=== Goal ===
Tally the lines that include the word "JSON" and reply with nothing but the total.

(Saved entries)
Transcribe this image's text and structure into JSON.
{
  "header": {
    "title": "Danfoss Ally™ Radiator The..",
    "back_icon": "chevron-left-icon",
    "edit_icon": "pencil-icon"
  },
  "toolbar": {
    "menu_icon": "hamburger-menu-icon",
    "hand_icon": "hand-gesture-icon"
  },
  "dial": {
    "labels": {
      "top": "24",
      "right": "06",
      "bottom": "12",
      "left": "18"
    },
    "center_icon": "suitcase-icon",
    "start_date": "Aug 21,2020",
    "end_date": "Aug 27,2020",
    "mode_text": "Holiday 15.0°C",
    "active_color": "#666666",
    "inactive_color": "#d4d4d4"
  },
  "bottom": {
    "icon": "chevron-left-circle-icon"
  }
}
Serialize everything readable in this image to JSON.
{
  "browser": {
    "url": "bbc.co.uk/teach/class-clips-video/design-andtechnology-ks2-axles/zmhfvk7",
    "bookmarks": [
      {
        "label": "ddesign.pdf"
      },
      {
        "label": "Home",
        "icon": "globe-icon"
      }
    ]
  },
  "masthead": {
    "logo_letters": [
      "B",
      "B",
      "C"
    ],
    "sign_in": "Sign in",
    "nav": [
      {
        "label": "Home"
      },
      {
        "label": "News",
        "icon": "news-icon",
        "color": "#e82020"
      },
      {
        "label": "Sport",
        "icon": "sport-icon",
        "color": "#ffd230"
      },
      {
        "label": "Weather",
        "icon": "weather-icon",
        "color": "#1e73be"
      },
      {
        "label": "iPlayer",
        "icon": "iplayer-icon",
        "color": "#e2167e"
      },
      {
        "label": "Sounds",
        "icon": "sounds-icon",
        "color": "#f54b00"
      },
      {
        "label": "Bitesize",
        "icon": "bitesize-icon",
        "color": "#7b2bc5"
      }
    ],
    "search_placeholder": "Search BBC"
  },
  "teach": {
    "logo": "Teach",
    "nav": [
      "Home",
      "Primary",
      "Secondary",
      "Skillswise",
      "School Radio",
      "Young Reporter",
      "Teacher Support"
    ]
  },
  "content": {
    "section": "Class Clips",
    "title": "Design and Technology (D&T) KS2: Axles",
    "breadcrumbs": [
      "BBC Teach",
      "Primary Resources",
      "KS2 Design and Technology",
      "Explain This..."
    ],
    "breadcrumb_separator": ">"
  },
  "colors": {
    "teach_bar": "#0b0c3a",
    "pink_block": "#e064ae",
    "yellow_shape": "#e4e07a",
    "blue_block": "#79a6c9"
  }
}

=== Task result ===
2